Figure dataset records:
»»

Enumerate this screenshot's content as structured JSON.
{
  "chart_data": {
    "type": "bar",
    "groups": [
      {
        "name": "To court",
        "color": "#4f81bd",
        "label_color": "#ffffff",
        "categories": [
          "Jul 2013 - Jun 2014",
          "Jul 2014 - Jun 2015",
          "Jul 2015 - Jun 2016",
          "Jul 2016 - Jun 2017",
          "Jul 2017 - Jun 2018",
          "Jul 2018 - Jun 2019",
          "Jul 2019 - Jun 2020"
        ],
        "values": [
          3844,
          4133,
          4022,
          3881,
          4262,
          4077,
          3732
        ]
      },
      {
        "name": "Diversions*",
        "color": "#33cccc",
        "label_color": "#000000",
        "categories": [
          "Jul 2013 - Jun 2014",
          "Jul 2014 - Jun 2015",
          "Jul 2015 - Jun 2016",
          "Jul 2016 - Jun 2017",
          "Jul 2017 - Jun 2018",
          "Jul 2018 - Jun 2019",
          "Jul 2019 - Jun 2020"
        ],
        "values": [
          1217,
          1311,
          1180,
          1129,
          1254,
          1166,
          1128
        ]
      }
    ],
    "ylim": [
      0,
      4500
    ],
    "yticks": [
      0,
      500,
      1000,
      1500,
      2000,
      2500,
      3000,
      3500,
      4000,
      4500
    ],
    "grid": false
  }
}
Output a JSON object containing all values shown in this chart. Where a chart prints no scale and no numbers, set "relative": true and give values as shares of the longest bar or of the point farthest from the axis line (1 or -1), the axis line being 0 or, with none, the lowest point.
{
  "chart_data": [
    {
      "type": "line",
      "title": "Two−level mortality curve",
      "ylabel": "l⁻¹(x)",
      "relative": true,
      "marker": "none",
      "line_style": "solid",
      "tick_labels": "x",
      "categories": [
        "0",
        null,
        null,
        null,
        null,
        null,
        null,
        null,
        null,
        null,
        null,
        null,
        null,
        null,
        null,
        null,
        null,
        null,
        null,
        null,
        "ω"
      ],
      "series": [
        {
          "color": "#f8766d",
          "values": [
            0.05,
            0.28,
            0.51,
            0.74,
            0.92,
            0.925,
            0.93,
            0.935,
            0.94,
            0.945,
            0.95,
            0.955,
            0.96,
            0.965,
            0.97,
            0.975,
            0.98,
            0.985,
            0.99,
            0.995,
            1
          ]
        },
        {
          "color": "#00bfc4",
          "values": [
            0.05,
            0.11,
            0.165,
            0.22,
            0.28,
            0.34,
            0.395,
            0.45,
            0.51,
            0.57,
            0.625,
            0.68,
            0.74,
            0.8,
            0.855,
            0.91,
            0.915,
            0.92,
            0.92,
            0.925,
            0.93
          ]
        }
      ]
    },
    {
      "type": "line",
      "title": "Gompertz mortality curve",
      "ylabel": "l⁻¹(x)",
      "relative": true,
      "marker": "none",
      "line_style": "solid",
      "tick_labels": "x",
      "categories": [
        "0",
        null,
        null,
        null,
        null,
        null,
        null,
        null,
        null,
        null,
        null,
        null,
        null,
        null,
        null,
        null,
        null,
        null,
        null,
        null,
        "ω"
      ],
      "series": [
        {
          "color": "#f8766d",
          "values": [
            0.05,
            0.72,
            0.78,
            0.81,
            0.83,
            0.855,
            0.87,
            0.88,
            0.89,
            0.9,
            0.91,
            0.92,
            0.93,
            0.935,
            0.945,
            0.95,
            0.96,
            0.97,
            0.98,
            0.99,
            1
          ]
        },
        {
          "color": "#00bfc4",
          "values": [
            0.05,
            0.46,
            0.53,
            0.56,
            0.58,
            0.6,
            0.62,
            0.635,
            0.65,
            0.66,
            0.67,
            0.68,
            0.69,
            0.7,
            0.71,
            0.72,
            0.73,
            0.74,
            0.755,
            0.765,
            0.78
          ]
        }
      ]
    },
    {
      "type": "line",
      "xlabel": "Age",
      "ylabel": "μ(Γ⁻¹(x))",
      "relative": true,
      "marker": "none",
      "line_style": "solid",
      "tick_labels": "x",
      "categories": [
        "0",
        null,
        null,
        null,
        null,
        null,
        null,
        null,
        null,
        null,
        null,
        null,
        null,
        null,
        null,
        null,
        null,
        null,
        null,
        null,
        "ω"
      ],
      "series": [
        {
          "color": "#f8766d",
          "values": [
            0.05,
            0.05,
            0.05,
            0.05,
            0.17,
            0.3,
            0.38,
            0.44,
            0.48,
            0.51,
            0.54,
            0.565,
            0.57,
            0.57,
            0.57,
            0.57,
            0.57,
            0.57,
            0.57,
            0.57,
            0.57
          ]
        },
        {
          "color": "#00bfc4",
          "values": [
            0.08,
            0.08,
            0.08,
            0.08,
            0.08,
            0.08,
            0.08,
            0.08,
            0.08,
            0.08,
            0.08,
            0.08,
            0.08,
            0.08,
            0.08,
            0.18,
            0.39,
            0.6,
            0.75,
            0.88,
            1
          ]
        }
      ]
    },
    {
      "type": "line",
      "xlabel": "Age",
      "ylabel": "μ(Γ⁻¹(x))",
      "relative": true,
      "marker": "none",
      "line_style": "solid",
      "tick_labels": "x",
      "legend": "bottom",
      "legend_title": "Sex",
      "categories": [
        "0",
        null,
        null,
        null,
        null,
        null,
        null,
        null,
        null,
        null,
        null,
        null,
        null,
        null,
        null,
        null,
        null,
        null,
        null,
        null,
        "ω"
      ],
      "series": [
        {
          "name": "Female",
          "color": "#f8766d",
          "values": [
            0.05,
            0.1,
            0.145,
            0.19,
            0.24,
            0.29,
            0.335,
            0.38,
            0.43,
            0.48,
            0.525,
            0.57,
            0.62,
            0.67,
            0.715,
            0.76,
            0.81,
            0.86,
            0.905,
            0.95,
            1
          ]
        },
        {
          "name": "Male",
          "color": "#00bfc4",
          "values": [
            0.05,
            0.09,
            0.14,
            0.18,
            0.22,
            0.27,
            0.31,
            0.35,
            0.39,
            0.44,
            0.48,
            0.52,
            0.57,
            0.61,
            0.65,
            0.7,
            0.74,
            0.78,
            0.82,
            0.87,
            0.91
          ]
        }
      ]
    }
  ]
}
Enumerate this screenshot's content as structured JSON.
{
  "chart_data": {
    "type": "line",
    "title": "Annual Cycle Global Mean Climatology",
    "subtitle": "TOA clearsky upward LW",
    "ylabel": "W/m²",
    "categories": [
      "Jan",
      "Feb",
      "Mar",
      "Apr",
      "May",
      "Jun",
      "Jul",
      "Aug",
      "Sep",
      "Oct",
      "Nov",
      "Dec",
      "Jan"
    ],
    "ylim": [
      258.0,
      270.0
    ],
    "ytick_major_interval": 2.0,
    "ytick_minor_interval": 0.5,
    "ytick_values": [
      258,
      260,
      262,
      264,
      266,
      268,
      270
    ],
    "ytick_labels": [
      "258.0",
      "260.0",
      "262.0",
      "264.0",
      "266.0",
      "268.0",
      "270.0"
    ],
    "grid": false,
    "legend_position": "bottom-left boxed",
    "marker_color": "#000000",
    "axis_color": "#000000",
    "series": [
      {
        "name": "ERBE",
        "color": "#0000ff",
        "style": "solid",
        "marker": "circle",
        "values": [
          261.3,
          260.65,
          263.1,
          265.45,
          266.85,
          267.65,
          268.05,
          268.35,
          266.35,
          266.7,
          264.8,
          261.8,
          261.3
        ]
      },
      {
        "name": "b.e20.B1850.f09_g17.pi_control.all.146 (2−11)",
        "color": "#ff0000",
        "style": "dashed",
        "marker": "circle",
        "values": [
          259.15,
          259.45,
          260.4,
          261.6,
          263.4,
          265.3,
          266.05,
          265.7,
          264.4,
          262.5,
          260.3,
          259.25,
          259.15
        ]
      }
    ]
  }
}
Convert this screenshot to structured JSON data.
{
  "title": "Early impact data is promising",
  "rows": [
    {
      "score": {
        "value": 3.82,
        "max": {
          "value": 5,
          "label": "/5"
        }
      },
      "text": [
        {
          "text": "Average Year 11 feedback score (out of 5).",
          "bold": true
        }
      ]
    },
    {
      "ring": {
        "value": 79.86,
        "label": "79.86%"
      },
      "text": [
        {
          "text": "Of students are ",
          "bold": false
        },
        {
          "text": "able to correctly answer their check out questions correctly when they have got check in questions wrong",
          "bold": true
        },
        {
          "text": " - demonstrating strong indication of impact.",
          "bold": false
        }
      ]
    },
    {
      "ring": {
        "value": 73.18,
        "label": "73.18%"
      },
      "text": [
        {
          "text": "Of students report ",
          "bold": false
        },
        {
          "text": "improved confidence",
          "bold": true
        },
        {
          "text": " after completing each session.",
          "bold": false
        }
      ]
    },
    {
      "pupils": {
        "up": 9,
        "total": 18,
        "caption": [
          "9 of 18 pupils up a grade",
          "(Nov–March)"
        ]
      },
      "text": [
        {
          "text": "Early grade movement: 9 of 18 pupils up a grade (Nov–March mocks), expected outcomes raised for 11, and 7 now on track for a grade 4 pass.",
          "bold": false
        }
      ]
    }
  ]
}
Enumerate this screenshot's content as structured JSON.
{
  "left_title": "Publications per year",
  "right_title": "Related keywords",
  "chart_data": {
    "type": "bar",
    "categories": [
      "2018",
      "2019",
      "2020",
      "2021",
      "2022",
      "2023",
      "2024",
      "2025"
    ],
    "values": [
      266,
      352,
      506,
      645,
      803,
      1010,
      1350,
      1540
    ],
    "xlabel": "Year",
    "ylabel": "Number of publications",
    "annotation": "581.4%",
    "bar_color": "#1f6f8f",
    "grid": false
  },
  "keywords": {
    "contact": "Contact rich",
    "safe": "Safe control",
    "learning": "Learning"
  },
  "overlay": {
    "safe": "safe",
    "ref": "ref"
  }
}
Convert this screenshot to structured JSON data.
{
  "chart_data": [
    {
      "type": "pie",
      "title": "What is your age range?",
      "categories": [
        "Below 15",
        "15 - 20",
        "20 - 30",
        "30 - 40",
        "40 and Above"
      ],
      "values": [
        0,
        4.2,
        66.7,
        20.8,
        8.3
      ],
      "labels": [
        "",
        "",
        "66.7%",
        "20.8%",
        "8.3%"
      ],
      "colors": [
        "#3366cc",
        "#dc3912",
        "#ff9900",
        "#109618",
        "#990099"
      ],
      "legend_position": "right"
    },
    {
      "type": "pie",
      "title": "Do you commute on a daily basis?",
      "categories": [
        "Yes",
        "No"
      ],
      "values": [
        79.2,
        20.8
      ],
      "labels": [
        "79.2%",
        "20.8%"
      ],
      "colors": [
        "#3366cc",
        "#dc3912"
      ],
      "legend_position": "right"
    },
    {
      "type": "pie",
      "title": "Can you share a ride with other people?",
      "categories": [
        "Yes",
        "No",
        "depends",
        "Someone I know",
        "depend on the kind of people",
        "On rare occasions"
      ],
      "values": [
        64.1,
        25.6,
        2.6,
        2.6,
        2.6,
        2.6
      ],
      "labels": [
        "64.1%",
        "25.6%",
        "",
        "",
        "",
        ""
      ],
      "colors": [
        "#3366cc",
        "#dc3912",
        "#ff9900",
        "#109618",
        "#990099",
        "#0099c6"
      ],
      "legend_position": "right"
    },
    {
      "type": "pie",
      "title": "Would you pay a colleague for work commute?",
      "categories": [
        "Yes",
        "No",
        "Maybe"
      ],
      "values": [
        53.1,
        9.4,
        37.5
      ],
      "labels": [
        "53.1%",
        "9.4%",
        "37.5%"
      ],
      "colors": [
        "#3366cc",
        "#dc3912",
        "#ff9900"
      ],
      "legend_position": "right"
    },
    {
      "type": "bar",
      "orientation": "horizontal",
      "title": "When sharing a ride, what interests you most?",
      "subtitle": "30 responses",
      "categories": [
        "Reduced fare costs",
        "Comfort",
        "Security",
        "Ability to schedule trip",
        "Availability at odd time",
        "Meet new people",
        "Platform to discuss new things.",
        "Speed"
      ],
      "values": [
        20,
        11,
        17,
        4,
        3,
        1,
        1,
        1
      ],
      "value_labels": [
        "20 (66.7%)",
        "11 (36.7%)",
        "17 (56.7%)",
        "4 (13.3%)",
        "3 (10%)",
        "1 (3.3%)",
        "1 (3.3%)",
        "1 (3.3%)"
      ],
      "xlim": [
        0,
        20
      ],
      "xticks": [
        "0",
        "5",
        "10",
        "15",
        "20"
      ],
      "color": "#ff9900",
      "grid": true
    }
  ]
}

««

# TASK PROMPT:
Scan the material above. Copy each line where "bottom" occurs.

# REPLY:
      "legend": "bottom",
    "legend_position": "bottom-left boxed",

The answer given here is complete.